Texto dado:
▬▬▬▬▬▬▬▬▬▬
Como consecuencia del
auto del magistrado Castro por el que se cita a declarar como imputada a una
Infanta de España, hemos asistido a una avalancha de estímulos de naturaleza y
calidad muy distintas. No todas las informaciones son rigurosas en los aspectos
técnicos de cuanto rodea a la resolución judicial. Y por lo que respecta a las
opiniones, constituye ciertamente un espectáculo presenciar como alguna de
ellas dan por sentado e inducen a
tener como cierto en el sentir popular, justamente lo contrario de lo que las cosas son.
Voy a ocuparme de un
aspecto institucional de la cuestión aunque por supuesto con implicaciones
técnicas, y de trascendente importancia, sobre el que la confusión me parece
especialmente acentuada y generalizada. Un juez no es un fiscal, sus funciones
y responsabilidades son muy distintas. Y no hay nada de malo en ello.
▬▬▬▬▬▬▬▬▬▬
Acciones requeridas:
A: Responde estas preguntas sobre el texto acerca del auto del magistrado Castro:
(i) ¿A quién cita a declarar como imputada el auto?
(ii) ¿En qué aspectos dice el texto que no todas las informaciones son rigurosas?
(iii) Según el texto, ¿qué no es un juez?
B: Retoma el texto sobre el auto del magistrado Castro y continúalo a partir de su última oración.
▬▬▬▬▬▬▬▬▬▬
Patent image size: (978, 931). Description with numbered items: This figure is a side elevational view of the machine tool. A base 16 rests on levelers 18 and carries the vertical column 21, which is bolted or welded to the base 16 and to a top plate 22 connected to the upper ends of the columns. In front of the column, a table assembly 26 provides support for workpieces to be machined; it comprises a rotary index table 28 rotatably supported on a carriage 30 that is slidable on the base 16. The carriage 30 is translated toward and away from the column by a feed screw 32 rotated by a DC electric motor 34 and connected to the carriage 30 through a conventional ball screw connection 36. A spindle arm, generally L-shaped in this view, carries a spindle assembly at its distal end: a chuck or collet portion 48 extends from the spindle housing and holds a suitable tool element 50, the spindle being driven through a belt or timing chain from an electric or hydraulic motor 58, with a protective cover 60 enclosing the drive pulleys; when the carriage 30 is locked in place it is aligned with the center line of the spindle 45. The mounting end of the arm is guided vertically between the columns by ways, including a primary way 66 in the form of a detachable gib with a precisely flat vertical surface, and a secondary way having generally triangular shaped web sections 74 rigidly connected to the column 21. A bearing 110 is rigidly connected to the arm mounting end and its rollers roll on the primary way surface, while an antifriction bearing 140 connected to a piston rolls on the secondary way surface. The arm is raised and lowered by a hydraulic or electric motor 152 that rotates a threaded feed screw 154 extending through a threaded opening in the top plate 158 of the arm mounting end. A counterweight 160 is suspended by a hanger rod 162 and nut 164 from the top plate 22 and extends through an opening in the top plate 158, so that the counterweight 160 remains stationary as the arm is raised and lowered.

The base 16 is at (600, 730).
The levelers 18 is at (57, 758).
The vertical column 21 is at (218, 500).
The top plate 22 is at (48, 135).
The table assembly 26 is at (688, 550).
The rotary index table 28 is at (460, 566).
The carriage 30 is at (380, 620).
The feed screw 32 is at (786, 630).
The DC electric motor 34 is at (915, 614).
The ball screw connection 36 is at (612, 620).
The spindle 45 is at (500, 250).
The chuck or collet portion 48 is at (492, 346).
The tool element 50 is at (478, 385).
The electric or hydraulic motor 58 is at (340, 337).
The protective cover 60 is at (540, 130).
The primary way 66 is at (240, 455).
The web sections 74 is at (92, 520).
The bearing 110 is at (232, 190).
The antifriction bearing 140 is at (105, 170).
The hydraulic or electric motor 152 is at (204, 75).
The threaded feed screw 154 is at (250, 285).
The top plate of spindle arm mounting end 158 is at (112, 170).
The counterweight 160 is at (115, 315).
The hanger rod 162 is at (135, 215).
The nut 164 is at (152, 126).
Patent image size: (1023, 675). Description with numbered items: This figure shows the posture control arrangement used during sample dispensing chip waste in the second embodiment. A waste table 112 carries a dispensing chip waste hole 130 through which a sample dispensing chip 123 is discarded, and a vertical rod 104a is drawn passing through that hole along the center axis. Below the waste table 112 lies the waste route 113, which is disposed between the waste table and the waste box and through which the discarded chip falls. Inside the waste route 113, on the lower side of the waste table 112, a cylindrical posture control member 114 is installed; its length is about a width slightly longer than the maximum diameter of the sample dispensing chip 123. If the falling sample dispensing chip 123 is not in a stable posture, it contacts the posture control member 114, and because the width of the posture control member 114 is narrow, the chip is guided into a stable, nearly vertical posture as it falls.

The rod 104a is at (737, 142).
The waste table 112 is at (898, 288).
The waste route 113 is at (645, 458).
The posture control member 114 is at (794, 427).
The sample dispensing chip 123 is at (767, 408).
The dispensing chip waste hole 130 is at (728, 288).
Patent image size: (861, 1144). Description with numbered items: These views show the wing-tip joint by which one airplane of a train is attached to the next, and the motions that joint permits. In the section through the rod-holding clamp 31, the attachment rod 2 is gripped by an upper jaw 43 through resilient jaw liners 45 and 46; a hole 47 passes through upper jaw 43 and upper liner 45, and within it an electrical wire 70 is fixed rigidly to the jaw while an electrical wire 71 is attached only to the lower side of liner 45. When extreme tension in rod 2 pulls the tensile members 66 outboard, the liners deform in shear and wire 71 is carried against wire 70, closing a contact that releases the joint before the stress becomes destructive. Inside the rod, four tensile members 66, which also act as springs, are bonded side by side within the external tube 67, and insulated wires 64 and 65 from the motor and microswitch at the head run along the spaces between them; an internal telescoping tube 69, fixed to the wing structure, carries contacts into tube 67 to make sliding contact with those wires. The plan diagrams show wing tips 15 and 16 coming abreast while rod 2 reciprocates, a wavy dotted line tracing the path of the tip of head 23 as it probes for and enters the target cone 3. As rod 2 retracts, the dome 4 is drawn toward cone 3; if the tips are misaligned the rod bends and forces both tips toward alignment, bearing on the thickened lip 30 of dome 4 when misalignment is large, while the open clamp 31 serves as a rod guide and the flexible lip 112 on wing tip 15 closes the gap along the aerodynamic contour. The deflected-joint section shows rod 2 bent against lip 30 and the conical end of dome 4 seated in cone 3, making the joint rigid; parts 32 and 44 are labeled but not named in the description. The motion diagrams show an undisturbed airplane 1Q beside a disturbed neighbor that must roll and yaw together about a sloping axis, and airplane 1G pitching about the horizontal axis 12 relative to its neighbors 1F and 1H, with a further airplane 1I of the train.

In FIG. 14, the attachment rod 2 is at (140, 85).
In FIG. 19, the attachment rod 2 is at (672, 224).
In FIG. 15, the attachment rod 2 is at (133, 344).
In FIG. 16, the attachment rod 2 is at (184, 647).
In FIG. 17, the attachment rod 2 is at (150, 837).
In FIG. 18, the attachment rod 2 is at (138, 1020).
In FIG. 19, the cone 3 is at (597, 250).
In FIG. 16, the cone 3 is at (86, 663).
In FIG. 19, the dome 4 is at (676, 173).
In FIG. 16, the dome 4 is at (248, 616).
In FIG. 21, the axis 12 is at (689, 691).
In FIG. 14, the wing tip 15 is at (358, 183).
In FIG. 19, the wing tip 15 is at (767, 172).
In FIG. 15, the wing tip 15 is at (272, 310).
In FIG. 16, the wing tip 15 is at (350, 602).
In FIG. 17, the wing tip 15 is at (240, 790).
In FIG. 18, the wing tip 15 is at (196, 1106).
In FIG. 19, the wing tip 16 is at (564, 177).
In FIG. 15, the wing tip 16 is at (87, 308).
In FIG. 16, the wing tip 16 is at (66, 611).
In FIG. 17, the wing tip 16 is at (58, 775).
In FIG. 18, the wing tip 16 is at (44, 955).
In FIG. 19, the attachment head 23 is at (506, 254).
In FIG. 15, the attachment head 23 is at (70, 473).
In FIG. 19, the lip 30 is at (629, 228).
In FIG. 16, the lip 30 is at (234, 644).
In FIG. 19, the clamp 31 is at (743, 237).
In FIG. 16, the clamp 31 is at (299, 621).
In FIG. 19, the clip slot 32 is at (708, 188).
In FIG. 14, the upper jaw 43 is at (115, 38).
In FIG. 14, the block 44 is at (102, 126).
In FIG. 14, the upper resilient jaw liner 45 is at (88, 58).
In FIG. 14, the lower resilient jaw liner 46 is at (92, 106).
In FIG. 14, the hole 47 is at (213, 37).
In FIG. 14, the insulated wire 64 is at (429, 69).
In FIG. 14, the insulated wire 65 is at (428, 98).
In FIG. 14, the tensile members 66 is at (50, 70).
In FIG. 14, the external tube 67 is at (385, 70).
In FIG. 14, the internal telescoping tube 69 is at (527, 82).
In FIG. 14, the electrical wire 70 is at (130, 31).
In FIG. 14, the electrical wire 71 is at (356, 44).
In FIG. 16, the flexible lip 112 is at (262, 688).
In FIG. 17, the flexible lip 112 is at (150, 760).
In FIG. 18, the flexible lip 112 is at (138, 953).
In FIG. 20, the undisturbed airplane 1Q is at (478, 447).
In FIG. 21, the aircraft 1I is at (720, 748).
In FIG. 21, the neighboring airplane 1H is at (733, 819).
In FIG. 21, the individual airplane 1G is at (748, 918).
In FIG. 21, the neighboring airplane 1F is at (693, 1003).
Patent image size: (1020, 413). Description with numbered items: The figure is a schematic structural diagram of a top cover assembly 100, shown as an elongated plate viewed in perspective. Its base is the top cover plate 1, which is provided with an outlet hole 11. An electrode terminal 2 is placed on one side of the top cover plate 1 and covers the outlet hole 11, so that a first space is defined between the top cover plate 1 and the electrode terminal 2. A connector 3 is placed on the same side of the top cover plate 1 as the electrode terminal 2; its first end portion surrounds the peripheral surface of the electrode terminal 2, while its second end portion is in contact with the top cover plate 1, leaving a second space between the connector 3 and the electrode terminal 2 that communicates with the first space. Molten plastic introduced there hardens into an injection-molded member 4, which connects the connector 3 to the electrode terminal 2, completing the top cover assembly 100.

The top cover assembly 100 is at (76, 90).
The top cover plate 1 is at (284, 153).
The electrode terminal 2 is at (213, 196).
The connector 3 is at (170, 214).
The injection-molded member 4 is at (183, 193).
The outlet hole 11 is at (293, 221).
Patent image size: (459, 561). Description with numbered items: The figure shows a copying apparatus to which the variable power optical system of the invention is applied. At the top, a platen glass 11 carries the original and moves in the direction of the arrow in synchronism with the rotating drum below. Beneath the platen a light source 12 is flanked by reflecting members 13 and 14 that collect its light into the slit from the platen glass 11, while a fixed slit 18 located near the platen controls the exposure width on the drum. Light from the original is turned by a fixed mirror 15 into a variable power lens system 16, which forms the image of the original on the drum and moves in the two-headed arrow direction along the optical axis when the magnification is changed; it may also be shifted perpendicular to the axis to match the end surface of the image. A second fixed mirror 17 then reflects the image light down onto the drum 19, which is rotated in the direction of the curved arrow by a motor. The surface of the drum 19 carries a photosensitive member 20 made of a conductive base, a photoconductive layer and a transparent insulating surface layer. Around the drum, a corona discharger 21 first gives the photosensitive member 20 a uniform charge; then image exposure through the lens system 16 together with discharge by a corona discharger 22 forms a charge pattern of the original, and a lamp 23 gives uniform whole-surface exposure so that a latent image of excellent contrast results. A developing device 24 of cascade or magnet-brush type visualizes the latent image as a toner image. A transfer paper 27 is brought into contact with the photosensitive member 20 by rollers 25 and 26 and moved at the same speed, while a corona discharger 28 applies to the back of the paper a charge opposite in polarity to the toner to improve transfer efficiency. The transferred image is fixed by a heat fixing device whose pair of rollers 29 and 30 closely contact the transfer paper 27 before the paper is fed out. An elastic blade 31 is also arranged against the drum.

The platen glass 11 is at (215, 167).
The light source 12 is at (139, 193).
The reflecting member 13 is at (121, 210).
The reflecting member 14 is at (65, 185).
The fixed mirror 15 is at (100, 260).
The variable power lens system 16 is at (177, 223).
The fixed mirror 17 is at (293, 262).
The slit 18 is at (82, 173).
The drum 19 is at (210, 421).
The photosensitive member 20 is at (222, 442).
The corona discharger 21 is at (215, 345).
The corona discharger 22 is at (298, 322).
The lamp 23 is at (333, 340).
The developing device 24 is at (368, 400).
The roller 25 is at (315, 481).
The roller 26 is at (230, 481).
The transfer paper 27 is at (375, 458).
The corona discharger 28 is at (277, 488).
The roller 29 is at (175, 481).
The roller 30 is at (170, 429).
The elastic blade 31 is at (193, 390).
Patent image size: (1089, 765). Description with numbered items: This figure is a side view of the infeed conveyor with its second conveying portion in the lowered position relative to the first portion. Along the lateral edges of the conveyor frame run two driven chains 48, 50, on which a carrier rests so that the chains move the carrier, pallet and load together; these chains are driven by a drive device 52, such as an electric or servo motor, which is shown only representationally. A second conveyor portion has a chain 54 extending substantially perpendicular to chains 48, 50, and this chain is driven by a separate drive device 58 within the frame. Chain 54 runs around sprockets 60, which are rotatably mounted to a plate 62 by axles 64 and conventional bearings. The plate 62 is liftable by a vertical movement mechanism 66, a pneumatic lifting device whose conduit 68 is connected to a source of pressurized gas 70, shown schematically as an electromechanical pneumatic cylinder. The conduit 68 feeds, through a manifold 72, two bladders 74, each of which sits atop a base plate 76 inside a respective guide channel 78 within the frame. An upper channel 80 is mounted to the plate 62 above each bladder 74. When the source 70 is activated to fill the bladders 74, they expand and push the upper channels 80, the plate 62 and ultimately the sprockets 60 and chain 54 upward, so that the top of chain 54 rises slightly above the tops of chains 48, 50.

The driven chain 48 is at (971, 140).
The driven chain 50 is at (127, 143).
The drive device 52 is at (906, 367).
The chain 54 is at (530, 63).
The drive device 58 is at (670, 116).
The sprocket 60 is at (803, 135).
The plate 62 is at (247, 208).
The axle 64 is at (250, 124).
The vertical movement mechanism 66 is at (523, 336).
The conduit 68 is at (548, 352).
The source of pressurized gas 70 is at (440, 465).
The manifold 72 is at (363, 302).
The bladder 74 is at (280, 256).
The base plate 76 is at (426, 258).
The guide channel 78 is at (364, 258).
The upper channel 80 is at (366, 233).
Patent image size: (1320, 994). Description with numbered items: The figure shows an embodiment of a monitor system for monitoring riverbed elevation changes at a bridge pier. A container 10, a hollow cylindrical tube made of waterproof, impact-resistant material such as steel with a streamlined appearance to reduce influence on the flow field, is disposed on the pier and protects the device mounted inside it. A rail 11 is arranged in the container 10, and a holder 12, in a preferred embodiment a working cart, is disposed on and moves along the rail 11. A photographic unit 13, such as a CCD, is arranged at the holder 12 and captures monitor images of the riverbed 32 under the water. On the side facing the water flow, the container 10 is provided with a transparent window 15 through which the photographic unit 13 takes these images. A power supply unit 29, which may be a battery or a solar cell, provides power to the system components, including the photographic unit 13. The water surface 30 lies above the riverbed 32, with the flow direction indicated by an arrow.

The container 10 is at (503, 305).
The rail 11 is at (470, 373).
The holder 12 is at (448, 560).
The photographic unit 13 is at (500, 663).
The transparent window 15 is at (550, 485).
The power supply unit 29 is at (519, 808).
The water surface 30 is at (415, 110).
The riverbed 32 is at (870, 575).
▬▬▬▬▬▬▬▬▬▬
Resultados del ejercicio:
A:
(i) El auto cita a declarar como imputada a una Infanta de España.
(ii) No todas las informaciones son rigurosas en los aspectos técnicos de cuanto rodea a la resolución judicial.
(iii) Según el texto, un juez no es un fiscal.

B:
Comencemos por los
jueces. Los que están más familiarizados con el derecho constitucional saben
que el diseño del Poder Judicial que realizan los arts. 117 y ss. de la
Constitución Española y en su desarrollo la Ley Orgánica del Poder Judicial, se
basa, entre otros, en los principios de unidad y exclusividad. Esto es, el
Poder Judicial está integrado solo por jueces y magistrados, y solo los jueces
y magistrados ejercen el poder de juzgar y ejecutar lo juzgado. Tan intensa y
trascendente potestad se compensa con el principio de legalidad. Los jueces y
magistrados ejercen su función sometidos solo al imperio de la ley, con plena
independencia e imparcialidad, sin poder recibir órdenes e instrucciones de
ninguna otra autoridad. Solo por vía de los recursos establecidos en la ley,
pueden corregirse sus decisiones por otros jueces o magistrados, y solo con
base a criterios de legalidad.
Sigamos por los
fiscales. Su actuación se basa también en los principios de legalidad e
imparcialidad, pero de manera matizada, en cuanto que además, se rigen por el
de unidad y dependencia, que implica la integración de todos los fiscales en un
único sistema jerárquico, cuya máxima autoridad es el Fiscal General del
Estado, nombrado a propuesta del Gobierno de la Nación, que puede instarle para
que promueva las actuaciones pertinentes en defensa del interés público. Los
fiscales con cargos directivos pueden impartir órdenes e instrucciones a sus
subordinados. Por supuesto el Fiscal General del Estado goza de igual facultad
con respecto a todos ellos, y además podrá llamar a su presencia a cualquier
miembro del Ministerio Fiscal para recibir directamente sus informes y darle
las instrucciones que estime oportunas.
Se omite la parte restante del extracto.